**ENTRIES SHOWN**.
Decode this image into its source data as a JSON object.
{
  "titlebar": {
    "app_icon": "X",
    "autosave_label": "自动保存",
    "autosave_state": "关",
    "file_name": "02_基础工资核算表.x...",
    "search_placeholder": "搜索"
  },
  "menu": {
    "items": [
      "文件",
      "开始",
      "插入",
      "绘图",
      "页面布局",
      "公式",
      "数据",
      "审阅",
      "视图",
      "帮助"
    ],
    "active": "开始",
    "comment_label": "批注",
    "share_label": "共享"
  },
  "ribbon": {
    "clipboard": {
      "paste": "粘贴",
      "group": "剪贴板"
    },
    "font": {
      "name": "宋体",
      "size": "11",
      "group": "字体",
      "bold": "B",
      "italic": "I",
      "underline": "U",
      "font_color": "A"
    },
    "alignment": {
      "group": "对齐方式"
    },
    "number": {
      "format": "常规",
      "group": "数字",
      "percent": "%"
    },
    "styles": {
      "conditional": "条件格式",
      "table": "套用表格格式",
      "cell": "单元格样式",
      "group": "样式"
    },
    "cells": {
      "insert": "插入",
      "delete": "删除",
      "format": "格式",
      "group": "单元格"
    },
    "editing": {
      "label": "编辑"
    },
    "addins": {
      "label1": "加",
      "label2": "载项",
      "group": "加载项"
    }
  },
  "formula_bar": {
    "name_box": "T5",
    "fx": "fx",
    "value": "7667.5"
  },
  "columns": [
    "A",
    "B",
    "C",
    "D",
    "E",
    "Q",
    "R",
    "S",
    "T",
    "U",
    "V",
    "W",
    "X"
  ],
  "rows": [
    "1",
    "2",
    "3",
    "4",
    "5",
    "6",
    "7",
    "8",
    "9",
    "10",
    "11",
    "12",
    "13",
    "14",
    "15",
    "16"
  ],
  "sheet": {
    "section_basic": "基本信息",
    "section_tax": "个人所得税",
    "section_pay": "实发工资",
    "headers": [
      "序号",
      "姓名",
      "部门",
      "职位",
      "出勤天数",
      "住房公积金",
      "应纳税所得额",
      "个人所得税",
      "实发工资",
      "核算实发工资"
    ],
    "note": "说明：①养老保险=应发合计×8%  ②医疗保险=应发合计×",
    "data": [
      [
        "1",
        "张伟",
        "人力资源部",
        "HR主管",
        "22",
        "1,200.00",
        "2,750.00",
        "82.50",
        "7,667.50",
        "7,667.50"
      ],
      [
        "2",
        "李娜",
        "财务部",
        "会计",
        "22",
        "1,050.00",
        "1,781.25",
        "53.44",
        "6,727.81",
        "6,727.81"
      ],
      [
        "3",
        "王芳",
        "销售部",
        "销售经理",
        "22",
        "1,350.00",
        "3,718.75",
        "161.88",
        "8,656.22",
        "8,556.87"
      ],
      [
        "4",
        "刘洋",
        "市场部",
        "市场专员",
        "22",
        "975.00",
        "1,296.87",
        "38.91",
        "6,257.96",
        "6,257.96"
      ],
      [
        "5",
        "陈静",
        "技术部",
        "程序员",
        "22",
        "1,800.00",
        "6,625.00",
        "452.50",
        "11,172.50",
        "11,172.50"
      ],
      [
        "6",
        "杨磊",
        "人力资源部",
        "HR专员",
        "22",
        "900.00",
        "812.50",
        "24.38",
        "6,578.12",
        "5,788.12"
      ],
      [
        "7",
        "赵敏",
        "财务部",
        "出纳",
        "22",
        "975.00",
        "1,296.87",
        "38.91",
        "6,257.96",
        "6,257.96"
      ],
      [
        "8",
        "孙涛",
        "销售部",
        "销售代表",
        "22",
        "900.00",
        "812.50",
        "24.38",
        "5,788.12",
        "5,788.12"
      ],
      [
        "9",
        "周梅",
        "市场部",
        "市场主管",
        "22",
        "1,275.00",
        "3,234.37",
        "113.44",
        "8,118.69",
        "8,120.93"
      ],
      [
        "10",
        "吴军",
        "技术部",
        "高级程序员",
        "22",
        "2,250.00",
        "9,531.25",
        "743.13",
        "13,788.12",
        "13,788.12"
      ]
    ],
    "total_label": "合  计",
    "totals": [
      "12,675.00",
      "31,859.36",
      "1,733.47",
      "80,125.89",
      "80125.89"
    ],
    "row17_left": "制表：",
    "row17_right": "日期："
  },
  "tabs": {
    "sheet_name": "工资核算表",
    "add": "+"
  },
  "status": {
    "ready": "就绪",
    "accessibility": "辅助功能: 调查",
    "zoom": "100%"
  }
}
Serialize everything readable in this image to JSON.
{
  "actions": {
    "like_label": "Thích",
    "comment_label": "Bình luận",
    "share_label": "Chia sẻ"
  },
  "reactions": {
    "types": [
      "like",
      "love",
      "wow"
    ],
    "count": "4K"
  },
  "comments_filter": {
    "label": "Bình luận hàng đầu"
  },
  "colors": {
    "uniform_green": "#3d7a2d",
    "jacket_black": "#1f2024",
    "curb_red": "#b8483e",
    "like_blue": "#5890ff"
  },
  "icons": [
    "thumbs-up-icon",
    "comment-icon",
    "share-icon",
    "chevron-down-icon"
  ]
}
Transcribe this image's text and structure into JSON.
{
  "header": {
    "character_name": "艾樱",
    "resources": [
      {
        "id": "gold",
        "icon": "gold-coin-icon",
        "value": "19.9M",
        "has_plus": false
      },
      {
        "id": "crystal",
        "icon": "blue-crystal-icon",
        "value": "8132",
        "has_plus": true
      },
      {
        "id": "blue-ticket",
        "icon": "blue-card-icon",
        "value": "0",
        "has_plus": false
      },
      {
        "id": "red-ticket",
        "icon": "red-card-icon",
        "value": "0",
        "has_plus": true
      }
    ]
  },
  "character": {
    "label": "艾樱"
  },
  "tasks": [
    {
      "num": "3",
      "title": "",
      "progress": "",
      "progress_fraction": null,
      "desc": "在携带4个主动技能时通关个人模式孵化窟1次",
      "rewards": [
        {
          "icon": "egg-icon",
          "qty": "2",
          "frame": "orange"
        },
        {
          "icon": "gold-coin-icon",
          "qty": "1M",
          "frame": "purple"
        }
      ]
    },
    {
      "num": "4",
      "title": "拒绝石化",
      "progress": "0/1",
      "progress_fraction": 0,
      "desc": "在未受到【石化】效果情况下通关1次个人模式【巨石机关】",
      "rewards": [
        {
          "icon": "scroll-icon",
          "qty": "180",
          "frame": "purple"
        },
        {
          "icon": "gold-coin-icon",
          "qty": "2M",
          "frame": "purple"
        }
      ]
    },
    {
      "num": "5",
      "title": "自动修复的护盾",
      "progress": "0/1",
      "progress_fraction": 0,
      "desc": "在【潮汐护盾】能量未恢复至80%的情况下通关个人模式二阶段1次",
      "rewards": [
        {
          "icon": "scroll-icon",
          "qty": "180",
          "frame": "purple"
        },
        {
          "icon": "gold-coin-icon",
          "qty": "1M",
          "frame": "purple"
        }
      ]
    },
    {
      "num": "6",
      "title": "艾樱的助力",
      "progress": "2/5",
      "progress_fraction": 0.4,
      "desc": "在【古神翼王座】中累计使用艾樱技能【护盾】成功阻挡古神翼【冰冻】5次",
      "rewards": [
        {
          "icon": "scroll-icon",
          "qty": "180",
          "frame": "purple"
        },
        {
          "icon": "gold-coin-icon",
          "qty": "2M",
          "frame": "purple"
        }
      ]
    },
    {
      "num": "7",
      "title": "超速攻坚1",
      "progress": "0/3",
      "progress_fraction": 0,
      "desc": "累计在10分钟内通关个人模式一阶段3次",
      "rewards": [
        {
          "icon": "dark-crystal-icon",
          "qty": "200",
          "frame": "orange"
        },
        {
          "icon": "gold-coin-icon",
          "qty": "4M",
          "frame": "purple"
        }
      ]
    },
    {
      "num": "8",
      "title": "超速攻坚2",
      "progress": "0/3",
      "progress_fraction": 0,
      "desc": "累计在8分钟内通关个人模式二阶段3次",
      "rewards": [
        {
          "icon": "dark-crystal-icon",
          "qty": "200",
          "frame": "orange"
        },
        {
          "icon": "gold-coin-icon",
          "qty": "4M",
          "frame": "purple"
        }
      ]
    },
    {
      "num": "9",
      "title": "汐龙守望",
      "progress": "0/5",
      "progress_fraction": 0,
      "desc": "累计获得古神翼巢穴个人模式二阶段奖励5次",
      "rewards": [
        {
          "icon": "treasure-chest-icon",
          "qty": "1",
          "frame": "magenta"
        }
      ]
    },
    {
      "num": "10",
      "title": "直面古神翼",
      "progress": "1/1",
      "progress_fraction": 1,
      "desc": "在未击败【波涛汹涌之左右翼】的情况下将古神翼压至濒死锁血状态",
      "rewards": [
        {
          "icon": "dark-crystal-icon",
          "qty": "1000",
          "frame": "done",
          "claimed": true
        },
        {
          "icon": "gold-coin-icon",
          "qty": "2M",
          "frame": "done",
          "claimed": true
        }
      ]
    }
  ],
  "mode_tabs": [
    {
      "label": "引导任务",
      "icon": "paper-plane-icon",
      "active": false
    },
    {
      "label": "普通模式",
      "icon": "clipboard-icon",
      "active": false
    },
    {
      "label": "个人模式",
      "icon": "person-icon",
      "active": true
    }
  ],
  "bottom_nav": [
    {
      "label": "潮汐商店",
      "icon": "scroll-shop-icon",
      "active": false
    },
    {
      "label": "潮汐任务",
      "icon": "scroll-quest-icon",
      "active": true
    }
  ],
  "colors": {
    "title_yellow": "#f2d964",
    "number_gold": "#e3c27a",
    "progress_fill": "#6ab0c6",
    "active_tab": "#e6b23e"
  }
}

**WHAT THIS TASK INVOLVES**. Find every line in the records above that holds the word "luận", and copy each one.

**SOLUTION**.
    "comment_label": "Bình luận",
    "label": "Bình luận hàng đầu"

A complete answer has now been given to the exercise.